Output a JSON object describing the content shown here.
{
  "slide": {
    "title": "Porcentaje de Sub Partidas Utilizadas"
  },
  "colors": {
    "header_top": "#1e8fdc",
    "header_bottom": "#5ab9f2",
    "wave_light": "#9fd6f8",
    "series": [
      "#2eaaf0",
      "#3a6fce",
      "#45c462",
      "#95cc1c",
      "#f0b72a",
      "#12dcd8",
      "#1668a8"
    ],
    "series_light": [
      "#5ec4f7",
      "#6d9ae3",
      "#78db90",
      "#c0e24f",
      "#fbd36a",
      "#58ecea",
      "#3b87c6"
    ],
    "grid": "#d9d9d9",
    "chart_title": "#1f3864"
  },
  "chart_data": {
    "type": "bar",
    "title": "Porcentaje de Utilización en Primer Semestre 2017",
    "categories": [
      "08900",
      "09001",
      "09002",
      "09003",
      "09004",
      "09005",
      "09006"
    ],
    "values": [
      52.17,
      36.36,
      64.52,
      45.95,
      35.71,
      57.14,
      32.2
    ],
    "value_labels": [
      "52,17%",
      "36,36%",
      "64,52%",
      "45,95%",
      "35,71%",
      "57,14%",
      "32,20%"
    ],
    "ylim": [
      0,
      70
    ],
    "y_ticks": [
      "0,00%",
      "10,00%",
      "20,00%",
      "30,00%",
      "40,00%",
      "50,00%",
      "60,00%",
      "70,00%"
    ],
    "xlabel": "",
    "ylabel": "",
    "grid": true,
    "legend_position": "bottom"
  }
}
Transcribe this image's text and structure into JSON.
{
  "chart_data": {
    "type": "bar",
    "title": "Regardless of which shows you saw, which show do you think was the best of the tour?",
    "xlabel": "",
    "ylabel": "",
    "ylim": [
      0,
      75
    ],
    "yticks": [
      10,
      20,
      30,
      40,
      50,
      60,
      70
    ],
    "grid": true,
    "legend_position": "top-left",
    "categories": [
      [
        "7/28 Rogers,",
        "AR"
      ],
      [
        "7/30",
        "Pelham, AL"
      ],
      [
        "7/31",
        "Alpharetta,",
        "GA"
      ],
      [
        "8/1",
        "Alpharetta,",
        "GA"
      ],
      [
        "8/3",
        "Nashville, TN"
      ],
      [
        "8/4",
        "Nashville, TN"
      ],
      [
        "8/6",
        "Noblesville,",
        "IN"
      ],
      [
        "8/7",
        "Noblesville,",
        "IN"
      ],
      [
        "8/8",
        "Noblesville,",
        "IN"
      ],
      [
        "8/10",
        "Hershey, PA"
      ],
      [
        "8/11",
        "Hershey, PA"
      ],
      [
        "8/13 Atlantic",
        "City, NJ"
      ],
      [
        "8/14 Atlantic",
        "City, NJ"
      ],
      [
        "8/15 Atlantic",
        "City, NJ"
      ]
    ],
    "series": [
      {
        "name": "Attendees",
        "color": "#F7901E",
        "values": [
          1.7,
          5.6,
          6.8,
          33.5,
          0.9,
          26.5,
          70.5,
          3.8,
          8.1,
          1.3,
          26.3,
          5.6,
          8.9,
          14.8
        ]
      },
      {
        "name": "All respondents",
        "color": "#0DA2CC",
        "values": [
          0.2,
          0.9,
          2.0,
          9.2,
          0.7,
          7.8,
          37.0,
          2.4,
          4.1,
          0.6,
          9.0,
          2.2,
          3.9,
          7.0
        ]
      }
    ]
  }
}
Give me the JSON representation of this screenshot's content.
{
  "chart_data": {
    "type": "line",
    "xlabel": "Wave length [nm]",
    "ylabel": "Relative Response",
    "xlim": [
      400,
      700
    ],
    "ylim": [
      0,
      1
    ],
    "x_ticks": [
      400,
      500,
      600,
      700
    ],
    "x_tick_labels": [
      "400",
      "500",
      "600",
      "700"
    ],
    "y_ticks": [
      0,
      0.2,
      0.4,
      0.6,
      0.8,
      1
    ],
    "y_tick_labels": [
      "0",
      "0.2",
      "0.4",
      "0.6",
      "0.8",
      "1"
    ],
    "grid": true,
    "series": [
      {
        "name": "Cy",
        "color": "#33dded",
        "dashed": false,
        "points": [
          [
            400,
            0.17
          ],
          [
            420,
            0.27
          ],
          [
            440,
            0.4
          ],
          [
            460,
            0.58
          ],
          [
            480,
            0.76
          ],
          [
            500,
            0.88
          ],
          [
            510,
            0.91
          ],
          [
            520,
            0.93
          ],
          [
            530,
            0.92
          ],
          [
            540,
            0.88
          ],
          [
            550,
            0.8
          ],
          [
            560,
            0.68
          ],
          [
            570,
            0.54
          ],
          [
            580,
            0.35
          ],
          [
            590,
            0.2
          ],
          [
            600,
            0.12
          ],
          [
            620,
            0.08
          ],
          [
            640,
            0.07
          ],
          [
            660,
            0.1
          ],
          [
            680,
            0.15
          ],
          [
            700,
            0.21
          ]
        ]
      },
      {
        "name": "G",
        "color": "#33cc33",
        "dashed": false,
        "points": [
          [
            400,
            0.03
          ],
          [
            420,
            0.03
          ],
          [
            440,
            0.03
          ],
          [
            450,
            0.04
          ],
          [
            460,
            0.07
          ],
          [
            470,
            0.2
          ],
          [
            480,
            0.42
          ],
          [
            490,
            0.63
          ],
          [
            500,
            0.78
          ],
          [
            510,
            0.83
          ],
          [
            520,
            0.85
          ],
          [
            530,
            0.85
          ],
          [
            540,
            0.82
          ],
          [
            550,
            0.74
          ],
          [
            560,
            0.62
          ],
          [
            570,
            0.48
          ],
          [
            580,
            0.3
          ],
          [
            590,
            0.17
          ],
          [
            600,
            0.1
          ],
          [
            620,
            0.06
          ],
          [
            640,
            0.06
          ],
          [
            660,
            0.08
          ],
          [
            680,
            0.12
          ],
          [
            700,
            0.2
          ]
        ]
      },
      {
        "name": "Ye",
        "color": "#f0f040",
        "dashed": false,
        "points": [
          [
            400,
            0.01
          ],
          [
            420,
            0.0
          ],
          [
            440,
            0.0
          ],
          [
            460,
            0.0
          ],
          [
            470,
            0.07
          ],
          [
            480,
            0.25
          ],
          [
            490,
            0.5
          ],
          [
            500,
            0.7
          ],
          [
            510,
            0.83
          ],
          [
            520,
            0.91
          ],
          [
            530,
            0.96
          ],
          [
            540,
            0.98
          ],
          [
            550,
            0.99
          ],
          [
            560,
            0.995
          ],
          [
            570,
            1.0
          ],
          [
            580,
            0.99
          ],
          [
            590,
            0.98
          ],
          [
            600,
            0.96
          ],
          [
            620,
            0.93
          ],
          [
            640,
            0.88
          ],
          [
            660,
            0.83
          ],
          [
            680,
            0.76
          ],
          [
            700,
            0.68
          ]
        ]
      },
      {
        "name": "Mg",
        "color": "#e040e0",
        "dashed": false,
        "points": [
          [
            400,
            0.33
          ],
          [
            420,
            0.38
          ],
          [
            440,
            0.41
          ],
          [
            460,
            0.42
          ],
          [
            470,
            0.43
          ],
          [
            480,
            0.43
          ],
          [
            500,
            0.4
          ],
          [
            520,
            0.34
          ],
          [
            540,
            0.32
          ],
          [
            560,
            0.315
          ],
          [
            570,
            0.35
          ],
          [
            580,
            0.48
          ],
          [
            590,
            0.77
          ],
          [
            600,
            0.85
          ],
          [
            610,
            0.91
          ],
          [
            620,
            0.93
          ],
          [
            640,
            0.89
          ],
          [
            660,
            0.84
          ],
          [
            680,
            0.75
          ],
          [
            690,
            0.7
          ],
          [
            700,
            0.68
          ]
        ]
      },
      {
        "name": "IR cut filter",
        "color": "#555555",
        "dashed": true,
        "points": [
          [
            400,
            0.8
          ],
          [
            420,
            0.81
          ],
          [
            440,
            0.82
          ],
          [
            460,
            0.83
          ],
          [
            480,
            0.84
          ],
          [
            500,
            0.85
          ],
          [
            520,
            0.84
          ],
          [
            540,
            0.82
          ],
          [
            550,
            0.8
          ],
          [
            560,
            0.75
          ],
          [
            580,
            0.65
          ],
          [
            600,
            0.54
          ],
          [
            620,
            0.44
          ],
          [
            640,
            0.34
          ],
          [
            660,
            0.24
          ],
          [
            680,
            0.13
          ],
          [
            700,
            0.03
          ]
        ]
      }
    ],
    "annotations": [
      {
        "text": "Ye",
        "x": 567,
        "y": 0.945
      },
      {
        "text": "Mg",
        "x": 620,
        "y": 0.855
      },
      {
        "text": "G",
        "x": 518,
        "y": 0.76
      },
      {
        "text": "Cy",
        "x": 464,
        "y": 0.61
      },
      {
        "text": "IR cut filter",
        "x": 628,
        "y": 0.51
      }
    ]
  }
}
# # # #
Description of the task:
What is the number of lines above that hold the string "content"? Answer with that number alone.

Final result:
2